* REQUIREMENT *
Lay out everything from the first line of the material down through the line containing "paragraph: — Прошу" as a numbered list, skipping any blank lines.

[Layout element entries]
+ + +
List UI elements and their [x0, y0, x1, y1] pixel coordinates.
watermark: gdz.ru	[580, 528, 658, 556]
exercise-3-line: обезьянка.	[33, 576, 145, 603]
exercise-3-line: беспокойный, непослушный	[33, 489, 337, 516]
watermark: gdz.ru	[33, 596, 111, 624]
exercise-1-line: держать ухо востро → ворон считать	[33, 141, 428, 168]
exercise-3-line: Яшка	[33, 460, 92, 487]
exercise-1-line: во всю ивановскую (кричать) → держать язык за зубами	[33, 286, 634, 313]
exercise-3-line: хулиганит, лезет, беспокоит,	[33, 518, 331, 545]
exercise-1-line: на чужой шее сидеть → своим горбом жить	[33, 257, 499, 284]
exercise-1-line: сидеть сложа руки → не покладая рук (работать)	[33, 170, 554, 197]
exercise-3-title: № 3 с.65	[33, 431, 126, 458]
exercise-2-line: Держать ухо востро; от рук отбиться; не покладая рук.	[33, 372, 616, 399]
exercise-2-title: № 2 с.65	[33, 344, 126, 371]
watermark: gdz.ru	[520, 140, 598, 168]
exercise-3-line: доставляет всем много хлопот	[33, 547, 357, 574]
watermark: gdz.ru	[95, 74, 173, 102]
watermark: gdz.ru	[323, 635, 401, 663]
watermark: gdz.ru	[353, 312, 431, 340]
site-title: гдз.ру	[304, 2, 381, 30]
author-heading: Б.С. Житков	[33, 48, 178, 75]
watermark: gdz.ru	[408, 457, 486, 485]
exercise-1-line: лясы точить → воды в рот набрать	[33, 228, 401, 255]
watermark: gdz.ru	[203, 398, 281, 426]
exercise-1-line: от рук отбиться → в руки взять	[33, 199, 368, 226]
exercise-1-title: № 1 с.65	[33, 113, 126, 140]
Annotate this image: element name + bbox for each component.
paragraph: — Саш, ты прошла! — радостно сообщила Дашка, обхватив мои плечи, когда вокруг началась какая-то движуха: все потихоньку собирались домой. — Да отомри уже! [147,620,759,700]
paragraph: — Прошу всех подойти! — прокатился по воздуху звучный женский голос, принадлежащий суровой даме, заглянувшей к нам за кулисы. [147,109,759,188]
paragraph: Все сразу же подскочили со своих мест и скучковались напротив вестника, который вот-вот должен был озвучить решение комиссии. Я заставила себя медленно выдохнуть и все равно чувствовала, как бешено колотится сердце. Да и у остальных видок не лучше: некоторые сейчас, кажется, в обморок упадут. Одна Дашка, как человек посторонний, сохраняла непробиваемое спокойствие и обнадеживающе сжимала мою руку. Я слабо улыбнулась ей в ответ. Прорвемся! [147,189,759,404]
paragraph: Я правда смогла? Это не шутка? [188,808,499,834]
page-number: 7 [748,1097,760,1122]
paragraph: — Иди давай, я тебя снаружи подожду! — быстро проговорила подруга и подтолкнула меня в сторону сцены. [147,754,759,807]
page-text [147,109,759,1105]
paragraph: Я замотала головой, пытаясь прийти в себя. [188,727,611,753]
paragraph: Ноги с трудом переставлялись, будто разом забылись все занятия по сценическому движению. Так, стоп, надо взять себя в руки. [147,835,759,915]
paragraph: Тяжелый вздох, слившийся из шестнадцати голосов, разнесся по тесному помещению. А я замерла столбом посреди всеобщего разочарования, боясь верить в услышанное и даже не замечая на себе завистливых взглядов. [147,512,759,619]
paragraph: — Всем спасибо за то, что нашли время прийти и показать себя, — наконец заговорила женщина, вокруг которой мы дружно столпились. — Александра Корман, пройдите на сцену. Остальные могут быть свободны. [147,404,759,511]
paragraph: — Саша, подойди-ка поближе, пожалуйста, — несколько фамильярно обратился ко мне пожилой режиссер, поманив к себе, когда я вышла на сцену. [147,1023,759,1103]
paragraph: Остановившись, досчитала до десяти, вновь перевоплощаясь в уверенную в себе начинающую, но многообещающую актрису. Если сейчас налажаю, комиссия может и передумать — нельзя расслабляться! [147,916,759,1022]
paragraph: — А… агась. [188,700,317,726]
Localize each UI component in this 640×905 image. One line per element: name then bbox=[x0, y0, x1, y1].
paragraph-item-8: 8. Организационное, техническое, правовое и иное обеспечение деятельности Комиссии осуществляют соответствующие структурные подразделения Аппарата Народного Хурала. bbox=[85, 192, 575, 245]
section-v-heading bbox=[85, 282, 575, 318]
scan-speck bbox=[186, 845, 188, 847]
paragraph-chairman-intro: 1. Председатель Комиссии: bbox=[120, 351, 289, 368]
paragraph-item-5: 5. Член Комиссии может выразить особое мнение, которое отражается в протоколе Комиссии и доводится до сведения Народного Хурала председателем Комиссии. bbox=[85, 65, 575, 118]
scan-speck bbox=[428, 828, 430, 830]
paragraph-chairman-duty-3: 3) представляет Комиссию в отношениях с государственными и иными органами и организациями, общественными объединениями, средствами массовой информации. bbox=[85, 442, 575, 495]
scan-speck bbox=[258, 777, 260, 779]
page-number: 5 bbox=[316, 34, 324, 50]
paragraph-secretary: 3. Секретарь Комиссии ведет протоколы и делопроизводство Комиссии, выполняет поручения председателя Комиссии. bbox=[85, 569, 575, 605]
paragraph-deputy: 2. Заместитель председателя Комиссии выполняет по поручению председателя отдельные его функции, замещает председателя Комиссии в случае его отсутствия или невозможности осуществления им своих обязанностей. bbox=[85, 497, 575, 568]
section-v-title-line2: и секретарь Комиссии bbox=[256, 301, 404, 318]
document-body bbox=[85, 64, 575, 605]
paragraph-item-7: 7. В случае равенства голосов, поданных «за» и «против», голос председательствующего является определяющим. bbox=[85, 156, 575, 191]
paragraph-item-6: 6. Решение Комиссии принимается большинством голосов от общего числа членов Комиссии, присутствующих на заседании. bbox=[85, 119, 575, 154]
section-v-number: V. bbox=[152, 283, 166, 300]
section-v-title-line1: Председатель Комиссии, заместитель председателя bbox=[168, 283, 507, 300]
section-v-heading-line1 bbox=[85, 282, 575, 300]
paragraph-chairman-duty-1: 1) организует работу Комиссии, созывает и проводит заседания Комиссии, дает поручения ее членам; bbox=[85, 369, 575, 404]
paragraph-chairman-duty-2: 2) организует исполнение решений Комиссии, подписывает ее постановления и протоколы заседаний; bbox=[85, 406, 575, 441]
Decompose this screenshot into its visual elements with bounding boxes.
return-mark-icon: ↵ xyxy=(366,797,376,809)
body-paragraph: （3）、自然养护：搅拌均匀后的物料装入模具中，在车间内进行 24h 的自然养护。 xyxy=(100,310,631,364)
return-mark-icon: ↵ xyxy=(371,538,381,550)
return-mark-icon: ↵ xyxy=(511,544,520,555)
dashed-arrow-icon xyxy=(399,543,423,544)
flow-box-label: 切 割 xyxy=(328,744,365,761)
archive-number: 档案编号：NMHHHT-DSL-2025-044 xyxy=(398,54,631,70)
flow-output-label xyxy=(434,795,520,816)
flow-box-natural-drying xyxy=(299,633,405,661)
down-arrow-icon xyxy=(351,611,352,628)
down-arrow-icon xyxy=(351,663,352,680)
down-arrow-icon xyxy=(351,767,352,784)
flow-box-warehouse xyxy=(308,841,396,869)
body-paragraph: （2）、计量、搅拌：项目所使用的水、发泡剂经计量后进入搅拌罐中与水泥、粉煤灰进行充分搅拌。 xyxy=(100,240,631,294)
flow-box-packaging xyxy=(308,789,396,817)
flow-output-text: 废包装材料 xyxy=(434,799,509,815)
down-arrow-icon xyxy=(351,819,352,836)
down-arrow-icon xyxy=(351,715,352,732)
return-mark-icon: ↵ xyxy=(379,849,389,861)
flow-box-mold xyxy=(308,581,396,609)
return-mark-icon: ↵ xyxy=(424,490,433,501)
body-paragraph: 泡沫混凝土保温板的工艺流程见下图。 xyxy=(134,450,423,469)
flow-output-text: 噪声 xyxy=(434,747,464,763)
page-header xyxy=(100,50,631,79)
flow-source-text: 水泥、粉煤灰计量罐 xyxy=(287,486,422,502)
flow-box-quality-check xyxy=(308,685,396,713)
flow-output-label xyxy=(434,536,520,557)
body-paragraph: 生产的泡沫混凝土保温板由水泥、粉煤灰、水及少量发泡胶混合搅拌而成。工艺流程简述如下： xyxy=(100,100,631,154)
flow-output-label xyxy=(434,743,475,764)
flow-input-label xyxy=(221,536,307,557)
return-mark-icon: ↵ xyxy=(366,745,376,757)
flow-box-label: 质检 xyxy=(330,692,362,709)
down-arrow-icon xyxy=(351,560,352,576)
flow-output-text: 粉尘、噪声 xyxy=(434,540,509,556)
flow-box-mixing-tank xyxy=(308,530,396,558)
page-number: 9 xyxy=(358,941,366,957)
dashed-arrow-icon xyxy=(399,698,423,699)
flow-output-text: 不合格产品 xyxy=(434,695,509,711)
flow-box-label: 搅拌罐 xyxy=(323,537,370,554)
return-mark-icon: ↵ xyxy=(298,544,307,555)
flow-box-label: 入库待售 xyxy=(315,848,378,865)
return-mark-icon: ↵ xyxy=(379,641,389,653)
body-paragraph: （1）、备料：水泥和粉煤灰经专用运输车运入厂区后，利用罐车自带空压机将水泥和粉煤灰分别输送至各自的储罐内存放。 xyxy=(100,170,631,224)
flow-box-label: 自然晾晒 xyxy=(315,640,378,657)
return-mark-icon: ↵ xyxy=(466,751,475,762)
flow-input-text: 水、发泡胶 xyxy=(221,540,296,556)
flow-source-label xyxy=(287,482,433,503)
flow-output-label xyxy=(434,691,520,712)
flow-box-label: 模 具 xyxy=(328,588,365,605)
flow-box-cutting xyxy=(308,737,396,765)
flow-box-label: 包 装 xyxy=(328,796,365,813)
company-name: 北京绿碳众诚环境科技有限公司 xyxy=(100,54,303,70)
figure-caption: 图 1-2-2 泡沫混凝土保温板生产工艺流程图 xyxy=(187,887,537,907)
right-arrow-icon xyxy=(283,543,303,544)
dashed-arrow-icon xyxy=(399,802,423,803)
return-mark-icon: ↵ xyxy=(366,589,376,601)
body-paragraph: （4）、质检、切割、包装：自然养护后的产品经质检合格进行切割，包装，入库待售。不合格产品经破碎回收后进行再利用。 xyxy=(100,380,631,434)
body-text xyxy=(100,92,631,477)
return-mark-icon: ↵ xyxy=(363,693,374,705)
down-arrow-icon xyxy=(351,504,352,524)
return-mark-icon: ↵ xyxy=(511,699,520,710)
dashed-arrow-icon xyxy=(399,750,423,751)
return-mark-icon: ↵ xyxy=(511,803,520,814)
+ + +
* THE ANSWER *
1. List UI elements and their [x0, y0, x1, y1] pixel coordinates.
2. watermark: gdz.ru	[580, 528, 658, 556]
3. exercise-3-line: обезьянка.	[33, 576, 145, 603]
4. exercise-3-line: беспокойный, непослушный	[33, 489, 337, 516]
5. watermark: gdz.ru	[33, 596, 111, 624]
6. exercise-1-line: держать ухо востро → ворон считать	[33, 141, 428, 168]
7. exercise-3-line: Яшка	[33, 460, 92, 487]
8. exercise-1-line: во всю ивановскую (кричать) → держать язык за зубами	[33, 286, 634, 313]
9. exercise-3-line: хулиганит, лезет, беспокоит,	[33, 518, 331, 545]
10. exercise-1-line: на чужой шее сидеть → своим горбом жить	[33, 257, 499, 284]
11. exercise-1-line: сидеть сложа руки → не покладая рук (работать)	[33, 170, 554, 197]
12. exercise-3-title: № 3 с.65	[33, 431, 126, 458]
13. exercise-2-line: Держать ухо востро; от рук отбиться; не покладая рук.	[33, 372, 616, 399]
14. exercise-2-title: № 2 с.65	[33, 344, 126, 371]
15. watermark: gdz.ru	[520, 140, 598, 168]
16. exercise-3-line: доставляет всем много хлопот	[33, 547, 357, 574]
17. watermark: gdz.ru	[95, 74, 173, 102]
18. watermark: gdz.ru	[323, 635, 401, 663]
19. watermark: gdz.ru	[353, 312, 431, 340]
20. site-title: гдз.ру	[304, 2, 381, 30]
21. author-heading: Б.С. Житков	[33, 48, 178, 75]
22. watermark: gdz.ru	[408, 457, 486, 485]
23. exercise-1-line: лясы точить → воды в рот набрать	[33, 228, 401, 255]
24. watermark: gdz.ru	[203, 398, 281, 426]
25. exercise-1-line: от рук отбиться → в руки взять	[33, 199, 368, 226]
26. exercise-1-title: № 1 с.65	[33, 113, 126, 140]
27. Annotate this image: element name + bbox for each component.
28. paragraph: — Саш, ты прошла! — радостно сообщила Дашка, обхватив мои плечи, когда вокруг началась какая-то движуха: все потихоньку собирались домой. — Да отомри уже! [147,620,759,700]
29. paragraph: — Прошу всех подойти! — прокатился по воздуху звучный женский голос, принадлежащий суровой даме, заглянувшей к нам за кулисы. [147,109,759,188]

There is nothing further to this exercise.